Copy out each line of the material below with no changes.

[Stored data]
--*--
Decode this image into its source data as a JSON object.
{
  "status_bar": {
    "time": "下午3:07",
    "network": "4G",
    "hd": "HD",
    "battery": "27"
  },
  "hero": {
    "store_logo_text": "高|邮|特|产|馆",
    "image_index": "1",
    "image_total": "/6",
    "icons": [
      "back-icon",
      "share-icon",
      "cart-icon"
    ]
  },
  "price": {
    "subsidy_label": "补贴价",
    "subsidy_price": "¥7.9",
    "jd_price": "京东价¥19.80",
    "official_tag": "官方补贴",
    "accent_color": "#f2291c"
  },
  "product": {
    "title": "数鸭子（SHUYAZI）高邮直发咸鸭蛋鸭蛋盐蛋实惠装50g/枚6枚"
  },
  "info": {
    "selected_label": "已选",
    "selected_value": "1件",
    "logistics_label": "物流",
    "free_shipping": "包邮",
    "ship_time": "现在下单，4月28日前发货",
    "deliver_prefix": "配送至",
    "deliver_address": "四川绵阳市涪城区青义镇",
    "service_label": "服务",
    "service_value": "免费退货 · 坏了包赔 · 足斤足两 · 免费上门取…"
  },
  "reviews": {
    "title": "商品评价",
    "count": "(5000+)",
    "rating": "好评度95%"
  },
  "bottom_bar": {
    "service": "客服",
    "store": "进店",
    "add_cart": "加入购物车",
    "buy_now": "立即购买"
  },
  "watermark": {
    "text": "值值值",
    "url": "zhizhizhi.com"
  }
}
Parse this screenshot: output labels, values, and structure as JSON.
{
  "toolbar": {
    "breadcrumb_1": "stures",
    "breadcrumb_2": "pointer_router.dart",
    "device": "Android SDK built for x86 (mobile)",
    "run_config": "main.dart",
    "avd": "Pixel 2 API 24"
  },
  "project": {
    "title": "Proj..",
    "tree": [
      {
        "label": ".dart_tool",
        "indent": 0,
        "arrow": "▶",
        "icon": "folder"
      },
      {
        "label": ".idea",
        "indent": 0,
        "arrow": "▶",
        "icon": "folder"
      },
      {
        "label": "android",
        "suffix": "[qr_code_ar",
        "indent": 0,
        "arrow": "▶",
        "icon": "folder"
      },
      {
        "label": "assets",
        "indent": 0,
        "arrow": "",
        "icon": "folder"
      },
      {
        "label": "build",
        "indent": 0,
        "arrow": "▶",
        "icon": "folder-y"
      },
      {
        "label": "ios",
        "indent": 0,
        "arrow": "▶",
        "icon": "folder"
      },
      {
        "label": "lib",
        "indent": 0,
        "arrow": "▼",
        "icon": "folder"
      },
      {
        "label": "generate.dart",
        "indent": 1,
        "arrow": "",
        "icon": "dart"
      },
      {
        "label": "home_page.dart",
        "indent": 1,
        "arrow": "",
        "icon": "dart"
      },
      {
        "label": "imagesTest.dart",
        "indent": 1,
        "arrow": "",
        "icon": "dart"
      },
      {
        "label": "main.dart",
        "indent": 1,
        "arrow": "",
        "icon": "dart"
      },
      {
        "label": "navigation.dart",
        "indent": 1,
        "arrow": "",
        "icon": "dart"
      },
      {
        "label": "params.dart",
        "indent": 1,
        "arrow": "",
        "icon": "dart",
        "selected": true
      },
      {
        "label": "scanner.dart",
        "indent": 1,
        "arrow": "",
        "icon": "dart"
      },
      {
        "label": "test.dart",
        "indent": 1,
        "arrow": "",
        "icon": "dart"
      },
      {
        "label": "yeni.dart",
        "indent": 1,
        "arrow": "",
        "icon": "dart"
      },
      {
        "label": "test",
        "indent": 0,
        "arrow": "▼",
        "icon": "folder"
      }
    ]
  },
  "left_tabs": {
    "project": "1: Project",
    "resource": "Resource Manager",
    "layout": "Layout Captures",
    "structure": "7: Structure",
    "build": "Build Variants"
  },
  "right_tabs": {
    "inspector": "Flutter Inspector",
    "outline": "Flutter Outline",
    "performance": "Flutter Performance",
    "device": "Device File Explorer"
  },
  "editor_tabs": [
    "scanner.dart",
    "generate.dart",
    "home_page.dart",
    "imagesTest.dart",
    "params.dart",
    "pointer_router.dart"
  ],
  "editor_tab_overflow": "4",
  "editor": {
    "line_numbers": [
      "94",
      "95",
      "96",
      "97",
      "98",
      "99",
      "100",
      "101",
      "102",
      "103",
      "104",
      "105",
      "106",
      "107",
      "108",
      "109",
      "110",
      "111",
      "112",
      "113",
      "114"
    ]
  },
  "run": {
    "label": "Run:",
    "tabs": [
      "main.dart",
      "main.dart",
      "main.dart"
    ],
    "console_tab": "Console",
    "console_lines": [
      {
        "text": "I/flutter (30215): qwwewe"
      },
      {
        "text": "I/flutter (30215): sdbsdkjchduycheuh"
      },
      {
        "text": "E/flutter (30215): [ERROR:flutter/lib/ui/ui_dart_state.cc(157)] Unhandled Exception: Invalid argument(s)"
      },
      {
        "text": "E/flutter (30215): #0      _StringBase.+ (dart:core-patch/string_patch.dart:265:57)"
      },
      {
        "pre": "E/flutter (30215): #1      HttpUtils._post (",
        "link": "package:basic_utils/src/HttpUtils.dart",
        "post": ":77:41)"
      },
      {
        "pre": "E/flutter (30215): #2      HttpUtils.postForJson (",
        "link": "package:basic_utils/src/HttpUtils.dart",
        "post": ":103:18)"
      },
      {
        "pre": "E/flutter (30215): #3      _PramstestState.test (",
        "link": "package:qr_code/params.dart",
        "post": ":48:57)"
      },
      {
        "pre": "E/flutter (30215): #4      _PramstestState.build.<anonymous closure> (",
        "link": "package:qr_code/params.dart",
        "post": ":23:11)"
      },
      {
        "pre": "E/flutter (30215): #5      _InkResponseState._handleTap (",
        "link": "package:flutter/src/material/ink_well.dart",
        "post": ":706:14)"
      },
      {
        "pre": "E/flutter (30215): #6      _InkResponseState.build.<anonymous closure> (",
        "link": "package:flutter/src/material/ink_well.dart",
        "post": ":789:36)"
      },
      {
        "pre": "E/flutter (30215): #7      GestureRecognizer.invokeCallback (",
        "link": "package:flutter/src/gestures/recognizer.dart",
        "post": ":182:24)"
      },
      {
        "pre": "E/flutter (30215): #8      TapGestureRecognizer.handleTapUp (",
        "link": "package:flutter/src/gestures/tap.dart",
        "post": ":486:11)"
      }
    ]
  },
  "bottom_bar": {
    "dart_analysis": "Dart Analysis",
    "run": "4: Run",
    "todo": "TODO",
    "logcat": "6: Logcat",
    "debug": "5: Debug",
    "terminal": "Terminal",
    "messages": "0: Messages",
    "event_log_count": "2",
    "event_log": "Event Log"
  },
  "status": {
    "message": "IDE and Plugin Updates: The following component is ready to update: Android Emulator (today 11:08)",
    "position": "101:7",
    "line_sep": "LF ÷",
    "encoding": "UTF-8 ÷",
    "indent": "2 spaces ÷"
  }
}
--*--
ANSWER TO THIS PROBLEM:
Decode this image into its source data as a JSON object.
{
  "status_bar": {
    "time": "下午3:07",
    "network": "4G",
    "hd": "HD",
    "battery": "27"
  },
  "hero": {
    "store_logo_text": "高|邮|特|产|馆",
    "image_index": "1",
    "image_total": "/6",
    "icons": [
      "back-icon",
      "share-icon",
      "cart-icon"
    ]
  },
  "price": {
    "subsidy_label": "补贴价",
    "subsidy_price": "¥7.9",
    "jd_price": "京东价¥19.80",
    "official_tag": "官方补贴",
    "accent_color": "#f2291c"
  },
  "product": {
    "title": "数鸭子（SHUYAZI）高邮直发咸鸭蛋鸭蛋盐蛋实惠装50g/枚6枚"
  },
  "info": {
    "selected_label": "已选",
    "selected_value": "1件",
    "logistics_label": "物流",
    "free_shipping": "包邮",
    "ship_time": "现在下单，4月28日前发货",
    "deliver_prefix": "配送至",
    "deliver_address": "四川绵阳市涪城区青义镇",
    "service_label": "服务",
    "service_value": "免费退货 · 坏了包赔 · 足斤足两 · 免费上门取…"
  },
  "reviews": {
    "title": "商品评价",
    "count": "(5000+)",
    "rating": "好评度95%"
  },
  "bottom_bar": {
    "service": "客服",
    "store": "进店",
    "add_cart": "加入购物车",
    "buy_now": "立即购买"
  },
  "watermark": {
    "text": "值值值",
    "url": "zhizhizhi.com"
  }
}
Parse this screenshot: output labels, values, and structure as JSON.
{
  "toolbar": {
    "breadcrumb_1": "stures",
    "breadcrumb_2": "pointer_router.dart",
    "device": "Android SDK built for x86 (mobile)",
    "run_config": "main.dart",
    "avd": "Pixel 2 API 24"
  },
  "project": {
    "title": "Proj..",
    "tree": [
      {
        "label": ".dart_tool",
        "indent": 0,
        "arrow": "▶",
        "icon": "folder"
      },
      {
        "label": ".idea",
        "indent": 0,
        "arrow": "▶",
        "icon": "folder"
      },
      {
        "label": "android",
        "suffix": "[qr_code_ar",
        "indent": 0,
        "arrow": "▶",
        "icon": "folder"
      },
      {
        "label": "assets",
        "indent": 0,
        "arrow": "",
        "icon": "folder"
      },
      {
        "label": "build",
        "indent": 0,
        "arrow": "▶",
        "icon": "folder-y"
      },
      {
        "label": "ios",
        "indent": 0,
        "arrow": "▶",
        "icon": "folder"
      },
      {
        "label": "lib",
        "indent": 0,
        "arrow": "▼",
        "icon": "folder"
      },
      {
        "label": "generate.dart",
        "indent": 1,
        "arrow": "",
        "icon": "dart"
      },
      {
        "label": "home_page.dart",
        "indent": 1,
        "arrow": "",
        "icon": "dart"
      },
      {
        "label": "imagesTest.dart",
        "indent": 1,
        "arrow": "",
        "icon": "dart"
      },
      {
        "label": "main.dart",
        "indent": 1,
        "arrow": "",
        "icon": "dart"
      },
      {
        "label": "navigation.dart",
        "indent": 1,
        "arrow": "",
        "icon": "dart"
      },
      {
        "label": "params.dart",
        "indent": 1,
        "arrow": "",
        "icon": "dart",
        "selected": true
      },
      {
        "label": "scanner.dart",
        "indent": 1,
        "arrow": "",
        "icon": "dart"
      },
      {
        "label": "test.dart",
        "indent": 1,
        "arrow": "",
        "icon": "dart"
      },
      {
        "label": "yeni.dart",
        "indent": 1,
        "arrow": "",
        "icon": "dart"
      },
      {
        "label": "test",
        "indent": 0,
        "arrow": "▼",
        "icon": "folder"
      }
    ]
  },
  "left_tabs": {
    "project": "1: Project",
    "resource": "Resource Manager",
    "layout": "Layout Captures",
    "structure": "7: Structure",
    "build": "Build Variants"
  },
  "right_tabs": {
    "inspector": "Flutter Inspector",
    "outline": "Flutter Outline",
    "performance": "Flutter Performance",
    "device": "Device File Explorer"
  },
  "editor_tabs": [
    "scanner.dart",
    "generate.dart",
    "home_page.dart",
    "imagesTest.dart",
    "params.dart",
    "pointer_router.dart"
  ],
  "editor_tab_overflow": "4",
  "editor": {
    "line_numbers": [
      "94",
      "95",
      "96",
      "97",
      "98",
      "99",
      "100",
      "101",
      "102",
      "103",
      "104",
      "105",
      "106",
      "107",
      "108",
      "109",
      "110",
      "111",
      "112",
      "113",
      "114"
    ]
  },
  "run": {
    "label": "Run:",
    "tabs": [
      "main.dart",
      "main.dart",
      "main.dart"
    ],
    "console_tab": "Console",
    "console_lines": [
      {
        "text": "I/flutter (30215): qwwewe"
      },
      {
        "text": "I/flutter (30215): sdbsdkjchduycheuh"
      },
      {
        "text": "E/flutter (30215): [ERROR:flutter/lib/ui/ui_dart_state.cc(157)] Unhandled Exception: Invalid argument(s)"
      },
      {
        "text": "E/flutter (30215): #0      _StringBase.+ (dart:core-patch/string_patch.dart:265:57)"
      },
      {
        "pre": "E/flutter (30215): #1      HttpUtils._post (",
        "link": "package:basic_utils/src/HttpUtils.dart",
        "post": ":77:41)"
      },
      {
        "pre": "E/flutter (30215): #2      HttpUtils.postForJson (",
        "link": "package:basic_utils/src/HttpUtils.dart",
        "post": ":103:18)"
      },
      {
        "pre": "E/flutter (30215): #3      _PramstestState.test (",
        "link": "package:qr_code/params.dart",
        "post": ":48:57)"
      },
      {
        "pre": "E/flutter (30215): #4      _PramstestState.build.<anonymous closure> (",
        "link": "package:qr_code/params.dart",
        "post": ":23:11)"
      },
      {
        "pre": "E/flutter (30215): #5      _InkResponseState._handleTap (",
        "link": "package:flutter/src/material/ink_well.dart",
        "post": ":706:14)"
      },
      {
        "pre": "E/flutter (30215): #6      _InkResponseState.build.<anonymous closure> (",
        "link": "package:flutter/src/material/ink_well.dart",
        "post": ":789:36)"
      },
      {
        "pre": "E/flutter (30215): #7      GestureRecognizer.invokeCallback (",
        "link": "package:flutter/src/gestures/recognizer.dart",
        "post": ":182:24)"
      },
      {
        "pre": "E/flutter (30215): #8      TapGestureRecognizer.handleTapUp (",
        "link": "package:flutter/src/gestures/tap.dart",
        "post": ":486:11)"
      }
    ]
  },
  "bottom_bar": {
    "dart_analysis": "Dart Analysis",
    "run": "4: Run",
    "todo": "TODO",
    "logcat": "6: Logcat",
    "debug": "5: Debug",
    "terminal": "Terminal",
    "messages": "0: Messages",
    "event_log_count": "2",
    "event_log": "Event Log"
  },
  "status": {
    "message": "IDE and Plugin Updates: The following component is ready to update: Android Emulator (today 11:08)",
    "position": "101:7",
    "line_sep": "LF ÷",
    "encoding": "UTF-8 ÷",
    "indent": "2 spaces ÷"
  }
}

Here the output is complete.